## [Material supplied]
>> begin
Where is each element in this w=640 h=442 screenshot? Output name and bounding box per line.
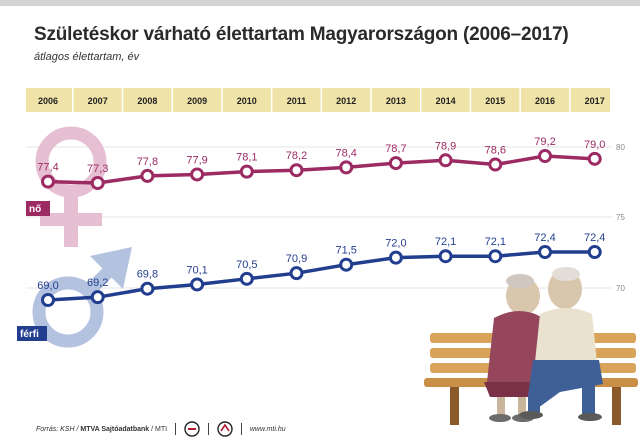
data-label: 69,8	[137, 269, 158, 281]
male-symbol-icon	[32, 247, 132, 348]
data-point	[538, 245, 552, 259]
x-tick-label: 2012	[336, 96, 356, 106]
y-tick-label: 80	[616, 143, 625, 152]
data-label: 72,1	[485, 236, 506, 248]
data-label: 77,8	[137, 156, 158, 168]
female-symbol-icon	[35, 126, 107, 247]
data-point	[438, 153, 453, 168]
data-label: 78,7	[385, 143, 406, 155]
y-axis-ticks: 70 75 80	[616, 143, 625, 293]
data-point	[339, 257, 354, 272]
series-line	[47, 250, 595, 302]
data-point	[587, 151, 602, 166]
data-point	[438, 249, 453, 264]
data-label: 77,4	[37, 162, 58, 174]
chart-title: Születéskor várható élettartam Magyarors…	[34, 24, 569, 45]
x-tick-label: 2013	[386, 96, 406, 106]
footer-separator	[175, 423, 177, 435]
data-point	[190, 167, 205, 182]
elderly-couple-illustration	[424, 267, 638, 425]
series-female: 77,4 77,3 77,8 77,9 78,1 78,2 78,4 78,7 78,9 78,6…	[37, 136, 605, 190]
footer-agency: MTVA Sajtóadatbank	[80, 425, 150, 433]
data-point	[388, 156, 403, 171]
y-tick-label: 75	[616, 213, 625, 222]
data-label: 69,0	[37, 280, 58, 292]
footer-source: Forrás: KSH /	[36, 425, 79, 433]
year-band	[26, 88, 610, 112]
data-label: 77,9	[186, 154, 207, 166]
data-label: 71,5	[335, 245, 356, 257]
data-point	[239, 271, 254, 286]
data-point	[41, 174, 55, 189]
data-label: 72,4	[534, 232, 555, 244]
footer-website: www.mti.hu	[249, 425, 286, 433]
x-tick-label: 2014	[436, 96, 456, 106]
data-label: 72,4	[584, 232, 605, 244]
top-rule	[0, 0, 640, 6]
data-label: 78,4	[335, 147, 356, 159]
data-point	[289, 163, 304, 178]
data-point	[140, 168, 155, 183]
x-tick-label: 2010	[237, 96, 257, 106]
footer: Forrás: KSH / MTVA Sajtóadatbank / MTI w…	[36, 421, 286, 437]
footer-separator	[240, 423, 242, 435]
data-point	[190, 277, 205, 292]
series-label-male: férfi	[17, 326, 47, 341]
x-tick-label: 2008	[137, 96, 157, 106]
data-label: 72,1	[435, 236, 456, 248]
mtva-logo-icon	[184, 421, 200, 437]
series-layer: 77,4 77,3 77,8 77,9 78,1 78,2 78,4 78,7 78,9 78,6…	[37, 136, 605, 307]
x-tick-label: 2015	[485, 96, 505, 106]
data-label: 78,1	[236, 152, 257, 164]
y-tick-label: 70	[616, 284, 625, 293]
data-point	[488, 157, 503, 172]
x-tick-label: 2007	[88, 96, 108, 106]
series-line	[47, 154, 595, 185]
data-point	[339, 160, 354, 175]
data-label: 70,5	[236, 259, 257, 271]
footer-agency-suffix: / MTI	[151, 425, 168, 433]
man-figure	[519, 267, 603, 421]
series-label-female: nő	[26, 201, 50, 216]
x-tick-label: 2011	[287, 96, 307, 106]
series-label-female-text: nő	[29, 204, 41, 215]
data-label: 70,9	[286, 253, 307, 265]
x-tick-label: 2016	[535, 96, 555, 106]
series-label-male-text: férfi	[20, 329, 39, 340]
data-label: 77,3	[87, 163, 108, 175]
data-point	[90, 290, 105, 305]
data-label: 70,1	[186, 264, 207, 276]
x-axis-labels: 2006 2007 2008 2009 2010 2011 2012 2013 2014 2015…	[38, 96, 605, 106]
data-point	[90, 176, 105, 190]
data-point	[289, 266, 304, 281]
mti-logo-icon	[217, 421, 233, 437]
data-label: 78,2	[286, 150, 307, 162]
series-male: 69,0 69,2 69,8 70,1 70,5 70,9 71,5 72,0 72,1 72,1…	[37, 232, 605, 307]
x-tick-label: 2017	[585, 96, 605, 106]
data-label: 79,0	[584, 139, 605, 151]
data-label: 78,9	[435, 140, 456, 152]
data-point	[587, 245, 602, 259]
data-label: 69,2	[87, 277, 108, 289]
data-label: 78,6	[485, 145, 506, 157]
data-point	[388, 250, 403, 265]
data-point	[538, 149, 552, 163]
data-point	[239, 164, 254, 179]
data-point	[140, 281, 155, 296]
chart-subtitle: átlagos élettartam, év	[34, 51, 140, 63]
x-tick-label: 2009	[187, 96, 207, 106]
x-tick-label: 2006	[38, 96, 58, 106]
data-label: 72,0	[385, 238, 406, 250]
data-label: 79,2	[534, 136, 555, 148]
footer-separator	[207, 423, 209, 435]
data-point	[488, 249, 503, 264]
data-point	[41, 293, 55, 307]
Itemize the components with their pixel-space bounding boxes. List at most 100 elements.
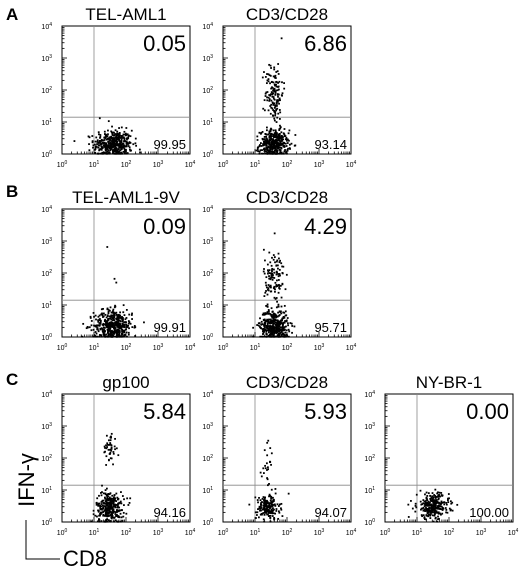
event-point	[96, 139, 99, 142]
event-point	[257, 150, 260, 153]
event-point	[122, 511, 125, 514]
event-point	[267, 140, 270, 143]
panel-title: TEL-AML1	[85, 5, 166, 24]
event-point	[255, 149, 258, 152]
event-point	[107, 152, 110, 155]
event-point	[126, 141, 129, 144]
event-point	[273, 98, 276, 101]
event-point	[126, 335, 128, 338]
event-point	[256, 499, 259, 501]
event-point	[103, 320, 106, 323]
event-point	[284, 310, 287, 313]
y-tick-exponent: 2	[372, 454, 375, 460]
event-point	[273, 326, 276, 329]
event-points	[90, 432, 132, 523]
event-point	[265, 462, 268, 465]
event-point	[429, 499, 432, 502]
event-point	[273, 232, 276, 235]
event-point	[129, 148, 131, 151]
event-point	[269, 326, 271, 329]
event-point	[447, 499, 449, 502]
event-point	[286, 138, 289, 141]
event-point	[272, 326, 274, 329]
event-point	[103, 130, 106, 133]
event-point	[269, 461, 271, 464]
event-point	[277, 279, 280, 281]
event-point	[271, 146, 274, 149]
event-point	[114, 513, 117, 515]
event-point	[273, 119, 276, 122]
event-point	[115, 147, 118, 149]
event-point	[264, 467, 267, 470]
event-point	[278, 118, 281, 120]
event-point	[271, 278, 274, 281]
event-point	[428, 513, 431, 516]
event-point	[268, 493, 271, 496]
event-point	[271, 509, 273, 512]
event-point	[262, 107, 265, 110]
event-point	[273, 102, 276, 105]
event-point	[430, 497, 432, 500]
event-point	[114, 143, 117, 146]
event-point	[451, 509, 454, 512]
event-point	[273, 508, 275, 511]
event-point	[257, 508, 259, 511]
event-point	[99, 321, 102, 323]
event-point	[107, 495, 109, 498]
event-point	[100, 505, 103, 508]
event-point	[426, 499, 429, 501]
x-tick-label: 101	[89, 528, 100, 537]
y-tick-exponent: 2	[210, 269, 213, 275]
y-tick-exponent: 3	[49, 237, 52, 243]
event-point	[280, 138, 283, 140]
event-point	[264, 92, 267, 95]
event-point	[269, 505, 272, 508]
event-point	[266, 326, 269, 329]
y-tick-exponent: 4	[210, 205, 213, 211]
event-point	[281, 135, 284, 138]
event-point	[110, 145, 113, 148]
event-point	[269, 313, 272, 315]
event-point	[285, 150, 288, 153]
event-point	[108, 439, 110, 442]
event-point	[127, 320, 130, 322]
event-point	[113, 504, 116, 507]
event-point	[123, 314, 126, 317]
event-point	[119, 520, 122, 523]
event-point	[105, 143, 107, 145]
event-point	[101, 141, 104, 144]
event-point	[260, 502, 262, 505]
event-point	[127, 322, 130, 325]
event-point	[113, 325, 116, 328]
event-point	[109, 511, 112, 513]
event-point	[113, 496, 115, 499]
event-point	[97, 131, 100, 134]
event-point	[272, 92, 275, 95]
event-point	[263, 511, 266, 514]
x-tick-label: 102	[282, 343, 293, 352]
y-tick-exponent: 3	[49, 422, 52, 428]
event-point	[131, 318, 133, 320]
event-point	[125, 127, 128, 129]
event-point	[425, 502, 428, 504]
x-tick-label: 100	[57, 343, 68, 352]
event-point	[99, 508, 102, 511]
event-point	[111, 152, 114, 155]
event-point	[264, 503, 267, 505]
event-point	[276, 135, 279, 138]
event-point	[100, 140, 102, 142]
event-point	[104, 148, 107, 151]
y-tick-exponent: 1	[210, 486, 213, 492]
event-point	[414, 504, 417, 507]
lower-right-percentage: 94.16	[153, 505, 186, 520]
event-point	[123, 151, 126, 153]
event-point	[120, 516, 123, 519]
event-point	[272, 75, 275, 78]
event-point	[116, 136, 119, 139]
event-point	[109, 149, 112, 152]
event-point	[271, 329, 274, 332]
event-point	[119, 512, 122, 515]
event-point	[122, 304, 125, 307]
event-point	[114, 505, 117, 508]
event-point	[102, 492, 105, 495]
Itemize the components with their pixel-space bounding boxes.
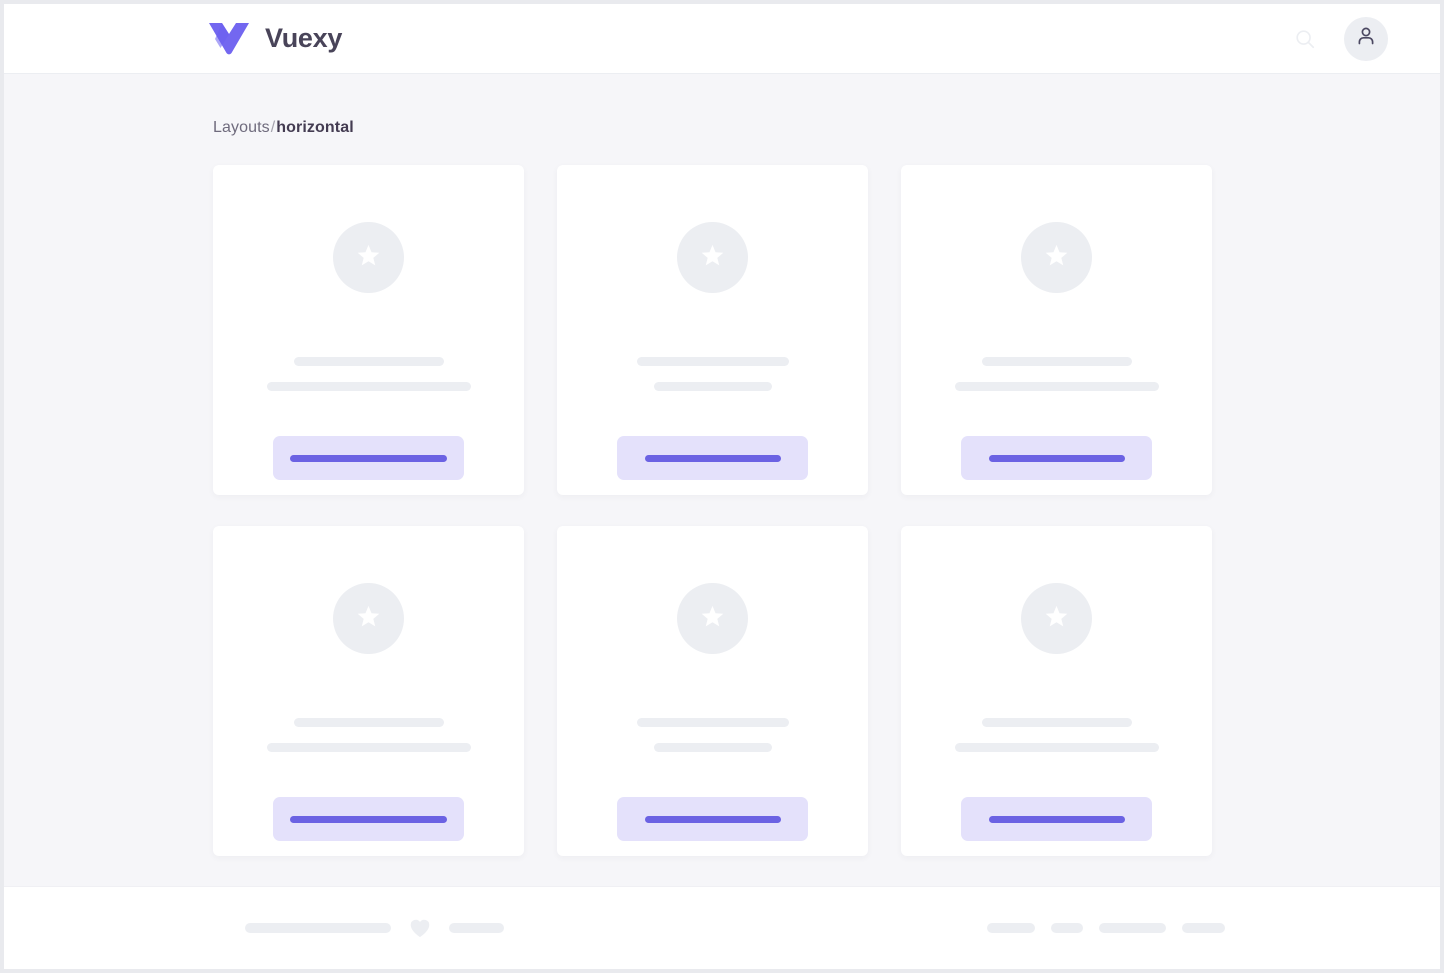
>> end
## [What you need to do]
Convert the part of the entries that opens with the line containing "269, 158, 281]" and closes with the line containing "423, 177, 435]", both included, into a Markdown table with two columns, Row and Line. Number each line in Row, put the line itself in Line, and leave out any blank lines.

## [Complete response]
| Row | Line |
|---|---|
| 1 | data-label: 69,8	[137, 269, 158, 281] |
| 2 | male-symbol-icon	[32, 247, 132, 348] |
| 3 | data-point	[538, 245, 552, 259] |
| 4 | x-tick-label: 2012	[336, 96, 356, 106] |
| 5 | y-tick-label: 80	[616, 143, 625, 152] |
| 6 | data-label: 72,1	[485, 236, 506, 248] |
| 7 | data-label: 77,8	[137, 156, 158, 168] |
| 8 | female-symbol-icon	[35, 126, 107, 247] |
| 9 | data-point	[438, 153, 453, 168] |
| 10 | data-label: 78,7	[385, 143, 406, 155] |
| 11 | y-axis-ticks: 70 75 80	[616, 143, 625, 293] |
| 12 | data-point	[339, 257, 354, 272] |
| 13 | series-line	[47, 250, 595, 302] |
| 14 | data-point	[587, 151, 602, 166] |
| 15 | data-point	[438, 249, 453, 264] |
| 16 | data-label: 77,4	[37, 162, 58, 174] |
| 17 | chart-title: Születéskor várható élettartam Magyarors…	[34, 24, 569, 45] |
| 18 | x-tick-label: 2013	[386, 96, 406, 106] |
| 19 | footer-separator	[175, 423, 177, 435] |